>> BEGIN SUPPLIED RECORDS

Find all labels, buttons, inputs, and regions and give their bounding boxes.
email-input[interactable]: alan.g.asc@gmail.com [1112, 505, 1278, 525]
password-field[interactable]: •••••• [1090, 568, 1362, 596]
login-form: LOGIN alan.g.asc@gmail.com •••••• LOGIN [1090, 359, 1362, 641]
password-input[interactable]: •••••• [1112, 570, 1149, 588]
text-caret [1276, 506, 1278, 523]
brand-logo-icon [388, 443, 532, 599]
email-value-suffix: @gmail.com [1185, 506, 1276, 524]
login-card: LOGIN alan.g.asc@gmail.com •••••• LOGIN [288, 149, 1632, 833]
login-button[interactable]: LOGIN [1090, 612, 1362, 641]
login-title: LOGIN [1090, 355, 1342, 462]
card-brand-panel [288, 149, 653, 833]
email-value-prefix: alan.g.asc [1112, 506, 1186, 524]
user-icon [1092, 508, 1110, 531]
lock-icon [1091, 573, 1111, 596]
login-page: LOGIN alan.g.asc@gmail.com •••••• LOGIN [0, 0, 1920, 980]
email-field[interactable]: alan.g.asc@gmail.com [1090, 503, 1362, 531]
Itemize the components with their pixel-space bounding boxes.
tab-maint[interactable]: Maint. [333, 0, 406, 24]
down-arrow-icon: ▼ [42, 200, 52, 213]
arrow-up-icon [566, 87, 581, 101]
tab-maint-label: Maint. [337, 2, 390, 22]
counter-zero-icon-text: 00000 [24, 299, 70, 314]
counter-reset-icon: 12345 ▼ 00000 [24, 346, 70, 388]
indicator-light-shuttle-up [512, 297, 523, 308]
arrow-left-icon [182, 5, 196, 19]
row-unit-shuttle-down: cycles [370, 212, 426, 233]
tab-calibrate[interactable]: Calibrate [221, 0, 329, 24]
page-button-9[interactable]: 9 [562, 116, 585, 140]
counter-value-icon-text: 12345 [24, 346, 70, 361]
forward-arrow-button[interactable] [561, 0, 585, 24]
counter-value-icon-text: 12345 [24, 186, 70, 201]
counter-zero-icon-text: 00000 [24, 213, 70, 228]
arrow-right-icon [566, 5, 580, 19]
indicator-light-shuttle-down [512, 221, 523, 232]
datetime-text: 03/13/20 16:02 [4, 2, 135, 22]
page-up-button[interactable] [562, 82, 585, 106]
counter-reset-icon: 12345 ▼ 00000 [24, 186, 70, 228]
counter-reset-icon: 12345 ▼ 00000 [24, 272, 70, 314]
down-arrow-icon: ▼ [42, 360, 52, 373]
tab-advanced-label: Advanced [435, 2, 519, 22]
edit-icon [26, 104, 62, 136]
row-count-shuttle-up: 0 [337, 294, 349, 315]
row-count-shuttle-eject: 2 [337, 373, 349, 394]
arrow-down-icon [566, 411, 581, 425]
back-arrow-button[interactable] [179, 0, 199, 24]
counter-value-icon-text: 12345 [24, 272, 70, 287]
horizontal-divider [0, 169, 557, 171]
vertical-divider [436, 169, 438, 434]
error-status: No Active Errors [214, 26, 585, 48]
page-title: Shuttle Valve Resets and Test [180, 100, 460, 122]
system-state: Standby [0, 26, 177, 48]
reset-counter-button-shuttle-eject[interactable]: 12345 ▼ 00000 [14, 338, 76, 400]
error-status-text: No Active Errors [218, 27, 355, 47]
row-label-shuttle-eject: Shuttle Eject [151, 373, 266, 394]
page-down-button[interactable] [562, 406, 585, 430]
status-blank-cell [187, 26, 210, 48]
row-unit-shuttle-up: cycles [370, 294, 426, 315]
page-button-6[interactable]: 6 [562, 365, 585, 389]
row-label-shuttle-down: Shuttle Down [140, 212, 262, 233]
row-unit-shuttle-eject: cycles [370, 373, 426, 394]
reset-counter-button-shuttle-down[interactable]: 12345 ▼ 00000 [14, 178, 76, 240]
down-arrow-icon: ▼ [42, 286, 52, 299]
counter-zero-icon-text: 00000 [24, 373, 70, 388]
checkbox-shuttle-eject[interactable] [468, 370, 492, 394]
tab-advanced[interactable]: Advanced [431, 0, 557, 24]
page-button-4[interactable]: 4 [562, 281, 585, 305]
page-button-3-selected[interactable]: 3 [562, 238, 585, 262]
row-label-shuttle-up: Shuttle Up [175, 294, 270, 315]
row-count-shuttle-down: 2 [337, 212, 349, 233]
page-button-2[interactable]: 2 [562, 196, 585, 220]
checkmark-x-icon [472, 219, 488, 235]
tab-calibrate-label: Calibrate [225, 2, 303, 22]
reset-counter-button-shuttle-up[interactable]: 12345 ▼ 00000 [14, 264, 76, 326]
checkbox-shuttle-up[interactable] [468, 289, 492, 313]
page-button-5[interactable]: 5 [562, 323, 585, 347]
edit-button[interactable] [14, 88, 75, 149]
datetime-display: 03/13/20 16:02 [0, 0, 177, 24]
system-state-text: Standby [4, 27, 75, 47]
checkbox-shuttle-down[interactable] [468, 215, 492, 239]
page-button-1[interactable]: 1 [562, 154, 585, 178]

>> END SUPPLIED RECORDS

» **GOAL**: Rewrite everything from the start of the data down to the line containing "page-up-button[interactable] [562, 82, 585, 106]", changing "brand-logo-icon" to "brand-icon" and leaving the rest as it is.

» **TASK OUTPUT**:
Find all labels, buttons, inputs, and regions and give their bounding boxes.
email-input[interactable]: alan.g.asc@gmail.com [1112, 505, 1278, 525]
password-field[interactable]: •••••• [1090, 568, 1362, 596]
login-form: LOGIN alan.g.asc@gmail.com •••••• LOGIN [1090, 359, 1362, 641]
password-input[interactable]: •••••• [1112, 570, 1149, 588]
text-caret [1276, 506, 1278, 523]
brand-icon [388, 443, 532, 599]
email-value-suffix: @gmail.com [1185, 506, 1276, 524]
login-card: LOGIN alan.g.asc@gmail.com •••••• LOGIN [288, 149, 1632, 833]
login-button[interactable]: LOGIN [1090, 612, 1362, 641]
login-title: LOGIN [1090, 355, 1342, 462]
card-brand-panel [288, 149, 653, 833]
email-value-prefix: alan.g.asc [1112, 506, 1186, 524]
user-icon [1092, 508, 1110, 531]
lock-icon [1091, 573, 1111, 596]
login-page: LOGIN alan.g.asc@gmail.com •••••• LOGIN [0, 0, 1920, 980]
email-field[interactable]: alan.g.asc@gmail.com [1090, 503, 1362, 531]
Itemize the components with their pixel-space bounding boxes.
tab-maint[interactable]: Maint. [333, 0, 406, 24]
down-arrow-icon: ▼ [42, 200, 52, 213]
arrow-up-icon [566, 87, 581, 101]
tab-maint-label: Maint. [337, 2, 390, 22]
counter-zero-icon-text: 00000 [24, 299, 70, 314]
counter-reset-icon: 12345 ▼ 00000 [24, 346, 70, 388]
indicator-light-shuttle-up [512, 297, 523, 308]
arrow-left-icon [182, 5, 196, 19]
row-unit-shuttle-down: cycles [370, 212, 426, 233]
tab-calibrate[interactable]: Calibrate [221, 0, 329, 24]
page-button-9[interactable]: 9 [562, 116, 585, 140]
counter-value-icon-text: 12345 [24, 346, 70, 361]
forward-arrow-button[interactable] [561, 0, 585, 24]
counter-value-icon-text: 12345 [24, 186, 70, 201]
counter-zero-icon-text: 00000 [24, 213, 70, 228]
arrow-right-icon [566, 5, 580, 19]
indicator-light-shuttle-down [512, 221, 523, 232]
datetime-text: 03/13/20 16:02 [4, 2, 135, 22]
page-up-button[interactable] [562, 82, 585, 106]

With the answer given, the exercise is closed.